[Extracted records]
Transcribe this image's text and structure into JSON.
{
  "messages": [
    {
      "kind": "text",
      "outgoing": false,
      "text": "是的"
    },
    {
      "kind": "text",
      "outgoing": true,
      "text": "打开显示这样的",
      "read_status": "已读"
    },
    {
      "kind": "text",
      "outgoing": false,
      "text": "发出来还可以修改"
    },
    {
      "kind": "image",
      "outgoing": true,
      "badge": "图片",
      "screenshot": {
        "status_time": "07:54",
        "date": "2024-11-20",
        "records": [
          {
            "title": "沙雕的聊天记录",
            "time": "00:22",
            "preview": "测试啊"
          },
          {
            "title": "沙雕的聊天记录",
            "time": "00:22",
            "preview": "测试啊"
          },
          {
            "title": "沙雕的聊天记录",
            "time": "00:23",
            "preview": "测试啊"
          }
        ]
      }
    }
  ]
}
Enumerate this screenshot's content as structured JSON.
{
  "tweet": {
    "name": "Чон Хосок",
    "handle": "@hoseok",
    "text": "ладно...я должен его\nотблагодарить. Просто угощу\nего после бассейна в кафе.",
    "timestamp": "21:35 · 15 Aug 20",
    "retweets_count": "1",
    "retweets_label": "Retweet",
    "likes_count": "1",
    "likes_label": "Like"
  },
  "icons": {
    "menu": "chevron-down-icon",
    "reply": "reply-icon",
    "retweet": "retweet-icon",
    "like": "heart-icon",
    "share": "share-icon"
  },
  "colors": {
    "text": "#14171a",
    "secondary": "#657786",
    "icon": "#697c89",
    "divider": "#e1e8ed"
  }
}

## WHAT YOU NEED TO DO
Repeat back the data above, exact to the last character.

## CORRECT OUTPUT
Transcribe this image's text and structure into JSON.
{
  "messages": [
    {
      "kind": "text",
      "outgoing": false,
      "text": "是的"
    },
    {
      "kind": "text",
      "outgoing": true,
      "text": "打开显示这样的",
      "read_status": "已读"
    },
    {
      "kind": "text",
      "outgoing": false,
      "text": "发出来还可以修改"
    },
    {
      "kind": "image",
      "outgoing": true,
      "badge": "图片",
      "screenshot": {
        "status_time": "07:54",
        "date": "2024-11-20",
        "records": [
          {
            "title": "沙雕的聊天记录",
            "time": "00:22",
            "preview": "测试啊"
          },
          {
            "title": "沙雕的聊天记录",
            "time": "00:22",
            "preview": "测试啊"
          },
          {
            "title": "沙雕的聊天记录",
            "time": "00:23",
            "preview": "测试啊"
          }
        ]
      }
    }
  ]
}
Enumerate this screenshot's content as structured JSON.
{
  "tweet": {
    "name": "Чон Хосок",
    "handle": "@hoseok",
    "text": "ладно...я должен его\nотблагодарить. Просто угощу\nего после бассейна в кафе.",
    "timestamp": "21:35 · 15 Aug 20",
    "retweets_count": "1",
    "retweets_label": "Retweet",
    "likes_count": "1",
    "likes_label": "Like"
  },
  "icons": {
    "menu": "chevron-down-icon",
    "reply": "reply-icon",
    "retweet": "retweet-icon",
    "like": "heart-icon",
    "share": "share-icon"
  },
  "colors": {
    "text": "#14171a",
    "secondary": "#657786",
    "icon": "#697c89",
    "divider": "#e1e8ed"
  }
}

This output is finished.